Written problem: Find every line in the records below that holds the word "Sari", and copy each one.

[Saved entries]
▽

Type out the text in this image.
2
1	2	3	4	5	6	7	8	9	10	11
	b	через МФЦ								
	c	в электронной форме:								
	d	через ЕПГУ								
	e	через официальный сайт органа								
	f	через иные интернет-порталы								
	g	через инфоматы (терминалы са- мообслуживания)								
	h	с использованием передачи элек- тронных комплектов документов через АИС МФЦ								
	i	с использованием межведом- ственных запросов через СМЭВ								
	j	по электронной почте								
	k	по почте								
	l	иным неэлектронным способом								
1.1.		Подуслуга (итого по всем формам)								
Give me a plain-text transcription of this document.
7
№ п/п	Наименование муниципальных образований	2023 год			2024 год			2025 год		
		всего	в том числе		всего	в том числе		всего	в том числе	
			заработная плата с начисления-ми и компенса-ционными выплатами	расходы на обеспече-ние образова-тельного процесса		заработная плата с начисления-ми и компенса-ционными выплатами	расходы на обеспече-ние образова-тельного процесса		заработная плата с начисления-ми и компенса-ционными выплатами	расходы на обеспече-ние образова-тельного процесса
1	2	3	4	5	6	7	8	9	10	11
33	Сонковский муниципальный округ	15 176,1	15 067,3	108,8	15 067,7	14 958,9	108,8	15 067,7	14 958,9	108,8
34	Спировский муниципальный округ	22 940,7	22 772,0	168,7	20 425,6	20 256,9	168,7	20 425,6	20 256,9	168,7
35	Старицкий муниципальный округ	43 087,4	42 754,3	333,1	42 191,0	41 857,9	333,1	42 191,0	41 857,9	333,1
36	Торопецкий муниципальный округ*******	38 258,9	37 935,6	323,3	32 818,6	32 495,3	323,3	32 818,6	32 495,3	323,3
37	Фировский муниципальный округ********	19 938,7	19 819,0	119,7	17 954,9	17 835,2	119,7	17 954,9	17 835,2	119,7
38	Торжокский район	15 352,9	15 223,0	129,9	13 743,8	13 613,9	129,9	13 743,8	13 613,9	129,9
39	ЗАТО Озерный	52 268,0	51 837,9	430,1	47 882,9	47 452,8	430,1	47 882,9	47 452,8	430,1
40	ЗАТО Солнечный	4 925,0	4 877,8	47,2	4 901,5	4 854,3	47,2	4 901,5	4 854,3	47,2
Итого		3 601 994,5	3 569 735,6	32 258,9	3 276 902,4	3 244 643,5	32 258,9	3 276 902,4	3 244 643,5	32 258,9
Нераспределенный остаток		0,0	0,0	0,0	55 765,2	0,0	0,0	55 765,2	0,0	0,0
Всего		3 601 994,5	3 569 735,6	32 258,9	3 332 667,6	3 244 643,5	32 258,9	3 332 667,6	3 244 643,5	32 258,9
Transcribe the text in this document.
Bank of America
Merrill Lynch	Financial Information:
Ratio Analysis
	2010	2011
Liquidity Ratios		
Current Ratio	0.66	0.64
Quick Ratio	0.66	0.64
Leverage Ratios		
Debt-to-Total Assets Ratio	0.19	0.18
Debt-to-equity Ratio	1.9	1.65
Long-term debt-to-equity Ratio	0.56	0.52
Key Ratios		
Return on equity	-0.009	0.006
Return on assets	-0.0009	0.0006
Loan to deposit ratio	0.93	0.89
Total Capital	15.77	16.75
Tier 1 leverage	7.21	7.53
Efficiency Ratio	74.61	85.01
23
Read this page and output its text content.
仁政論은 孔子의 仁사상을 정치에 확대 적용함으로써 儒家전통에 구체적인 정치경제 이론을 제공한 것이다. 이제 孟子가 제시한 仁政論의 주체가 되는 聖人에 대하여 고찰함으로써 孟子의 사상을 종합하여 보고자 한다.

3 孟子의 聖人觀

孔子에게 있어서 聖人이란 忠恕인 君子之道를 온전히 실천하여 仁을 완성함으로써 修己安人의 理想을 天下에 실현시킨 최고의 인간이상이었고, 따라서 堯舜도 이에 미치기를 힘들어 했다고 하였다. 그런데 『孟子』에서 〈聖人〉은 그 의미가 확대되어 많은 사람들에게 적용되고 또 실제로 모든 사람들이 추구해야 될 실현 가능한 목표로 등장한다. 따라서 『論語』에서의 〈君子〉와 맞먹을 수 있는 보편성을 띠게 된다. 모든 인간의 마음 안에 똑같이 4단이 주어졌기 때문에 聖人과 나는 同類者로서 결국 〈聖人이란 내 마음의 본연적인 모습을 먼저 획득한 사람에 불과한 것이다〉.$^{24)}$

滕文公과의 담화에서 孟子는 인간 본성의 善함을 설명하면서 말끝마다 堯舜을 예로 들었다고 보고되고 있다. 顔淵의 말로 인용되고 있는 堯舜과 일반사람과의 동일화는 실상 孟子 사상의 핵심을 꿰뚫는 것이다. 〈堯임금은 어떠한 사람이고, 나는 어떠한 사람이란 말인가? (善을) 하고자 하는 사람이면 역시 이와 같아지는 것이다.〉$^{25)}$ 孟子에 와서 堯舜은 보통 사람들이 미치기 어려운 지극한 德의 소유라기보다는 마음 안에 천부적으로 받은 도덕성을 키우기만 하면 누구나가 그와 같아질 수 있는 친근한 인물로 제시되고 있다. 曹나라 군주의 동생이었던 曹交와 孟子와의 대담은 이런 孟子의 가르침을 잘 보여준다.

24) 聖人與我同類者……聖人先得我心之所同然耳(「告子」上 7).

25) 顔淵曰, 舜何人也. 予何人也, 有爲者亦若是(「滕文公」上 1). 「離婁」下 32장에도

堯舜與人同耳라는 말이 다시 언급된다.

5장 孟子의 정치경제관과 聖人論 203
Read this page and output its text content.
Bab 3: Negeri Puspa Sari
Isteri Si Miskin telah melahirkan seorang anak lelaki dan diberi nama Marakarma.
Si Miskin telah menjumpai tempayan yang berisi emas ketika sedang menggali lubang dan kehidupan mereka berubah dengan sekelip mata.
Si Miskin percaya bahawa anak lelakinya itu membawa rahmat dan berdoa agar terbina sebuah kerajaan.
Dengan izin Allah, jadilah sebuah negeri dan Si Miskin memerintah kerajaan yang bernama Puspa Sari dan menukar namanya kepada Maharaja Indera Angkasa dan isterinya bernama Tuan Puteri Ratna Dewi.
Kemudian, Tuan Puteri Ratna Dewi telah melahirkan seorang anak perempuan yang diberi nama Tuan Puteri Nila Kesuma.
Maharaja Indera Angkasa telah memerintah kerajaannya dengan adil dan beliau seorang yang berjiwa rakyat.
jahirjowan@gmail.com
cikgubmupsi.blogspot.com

△

Reply:
Bab 3: Negeri Puspa Sari
Dengan izin Allah, jadilah sebuah negeri dan Si Miskin memerintah kerajaan yang bernama Puspa Sari dan menukar namanya kepada Maharaja Indera Angkasa dan isterinya bernama Tuan Puteri Ratna Dewi.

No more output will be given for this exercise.